What you are asked to do: Write out the records word for word, with no pictures.

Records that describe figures
----

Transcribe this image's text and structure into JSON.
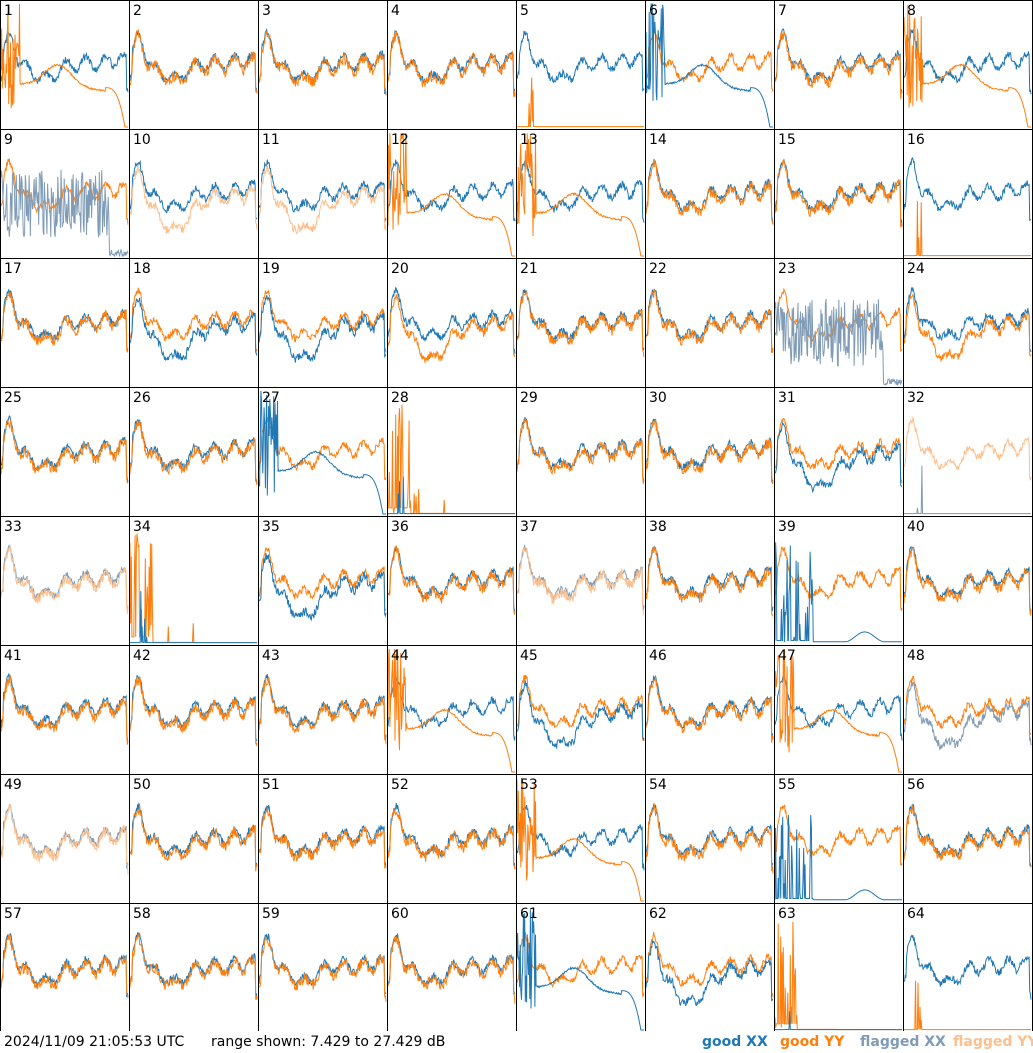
{
  "chart_data": {
    "type": "line",
    "layout": "grid of spectra",
    "panel_labels": [
      "1",
      "2",
      "3",
      "4",
      "5",
      "6",
      "7",
      "8",
      "9",
      "10",
      "11",
      "12",
      "13",
      "14",
      "15",
      "16",
      "17",
      "18",
      "19",
      "20",
      "21",
      "22",
      "23",
      "24",
      "25",
      "26",
      "27",
      "28",
      "29",
      "30",
      "31",
      "32",
      "33",
      "34",
      "35",
      "36",
      "37",
      "38",
      "39",
      "40",
      "41",
      "42",
      "43",
      "44",
      "45",
      "46",
      "47",
      "48",
      "49",
      "50",
      "51",
      "52",
      "53",
      "54",
      "55",
      "56",
      "57",
      "58",
      "59",
      "60",
      "61",
      "62",
      "63",
      "64"
    ],
    "series": [
      {
        "name": "good XX",
        "color": "#1f77b4"
      },
      {
        "name": "good YY",
        "color": "#ff7f0e"
      },
      {
        "name": "flagged XX",
        "color": "#7f9bb5"
      },
      {
        "name": "flagged YY",
        "color": "#fdbf8c"
      }
    ],
    "panel_styles": {
      "normal": [
        2,
        3,
        4,
        7,
        14,
        15,
        17,
        21,
        22,
        25,
        26,
        29,
        30,
        36,
        38,
        40,
        41,
        42,
        43,
        46,
        50,
        51,
        52,
        54,
        56,
        57,
        58,
        59,
        60
      ],
      "orange_drop": [
        1,
        8,
        12,
        13,
        44,
        47,
        53
      ],
      "blue_drop": [
        6,
        27,
        61
      ],
      "xx_only": [
        5,
        16,
        64
      ],
      "noise_burst": [
        28,
        34,
        63
      ],
      "xx_low": [
        18,
        19,
        24,
        31,
        35,
        45,
        62
      ],
      "yy_low": [
        20,
        24
      ],
      "flagged_both": [
        33,
        37,
        49
      ],
      "flagged_yy_low": [
        10,
        11
      ],
      "flagged_yy_only": [
        32
      ],
      "flagged_xx_noisy": [
        9,
        23
      ],
      "flagged_xx_low": [
        48
      ],
      "xx_spikes_low": [
        39,
        55
      ]
    },
    "ylim": [
      7.429,
      27.429
    ],
    "ylabel": "dB"
  },
  "footer": {
    "timestamp": "2024/11/09 21:05:53 UTC",
    "range_text": "range shown: 7.429 to 27.429 dB",
    "legend": {
      "good_xx": "good XX",
      "good_yy": "good YY",
      "flagged_xx": "flagged XX",
      "flagged_yy": "flagged YY"
    }
  }
}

----

Exercise output:
Transcribe this image's text and structure into JSON.
{
  "chart_data": {
    "type": "line",
    "layout": "grid of spectra",
    "panel_labels": [
      "1",
      "2",
      "3",
      "4",
      "5",
      "6",
      "7",
      "8",
      "9",
      "10",
      "11",
      "12",
      "13",
      "14",
      "15",
      "16",
      "17",
      "18",
      "19",
      "20",
      "21",
      "22",
      "23",
      "24",
      "25",
      "26",
      "27",
      "28",
      "29",
      "30",
      "31",
      "32",
      "33",
      "34",
      "35",
      "36",
      "37",
      "38",
      "39",
      "40",
      "41",
      "42",
      "43",
      "44",
      "45",
      "46",
      "47",
      "48",
      "49",
      "50",
      "51",
      "52",
      "53",
      "54",
      "55",
      "56",
      "57",
      "58",
      "59",
      "60",
      "61",
      "62",
      "63",
      "64"
    ],
    "series": [
      {
        "name": "good XX",
        "color": "#1f77b4"
      },
      {
        "name": "good YY",
        "color": "#ff7f0e"
      },
      {
        "name": "flagged XX",
        "color": "#7f9bb5"
      },
      {
        "name": "flagged YY",
        "color": "#fdbf8c"
      }
    ],
    "panel_styles": {
      "normal": [
        2,
        3,
        4,
        7,
        14,
        15,
        17,
        21,
        22,
        25,
        26,
        29,
        30,
        36,
        38,
        40,
        41,
        42,
        43,
        46,
        50,
        51,
        52,
        54,
        56,
        57,
        58,
        59,
        60
      ],
      "orange_drop": [
        1,
        8,
        12,
        13,
        44,
        47,
        53
      ],
      "blue_drop": [
        6,
        27,
        61
      ],
      "xx_only": [
        5,
        16,
        64
      ],
      "noise_burst": [
        28,
        34,
        63
      ],
      "xx_low": [
        18,
        19,
        24,
        31,
        35,
        45,
        62
      ],
      "yy_low": [
        20,
        24
      ],
      "flagged_both": [
        33,
        37,
        49
      ],
      "flagged_yy_low": [
        10,
        11
      ],
      "flagged_yy_only": [
        32
      ],
      "flagged_xx_noisy": [
        9,
        23
      ],
      "flagged_xx_low": [
        48
      ],
      "xx_spikes_low": [
        39,
        55
      ]
    },
    "ylim": [
      7.429,
      27.429
    ],
    "ylabel": "dB"
  },
  "footer": {
    "timestamp": "2024/11/09 21:05:53 UTC",
    "range_text": "range shown: 7.429 to 27.429 dB",
    "legend": {
      "good_xx": "good XX",
      "good_yy": "good YY",
      "flagged_xx": "flagged XX",
      "flagged_yy": "flagged YY"
    }
  }
}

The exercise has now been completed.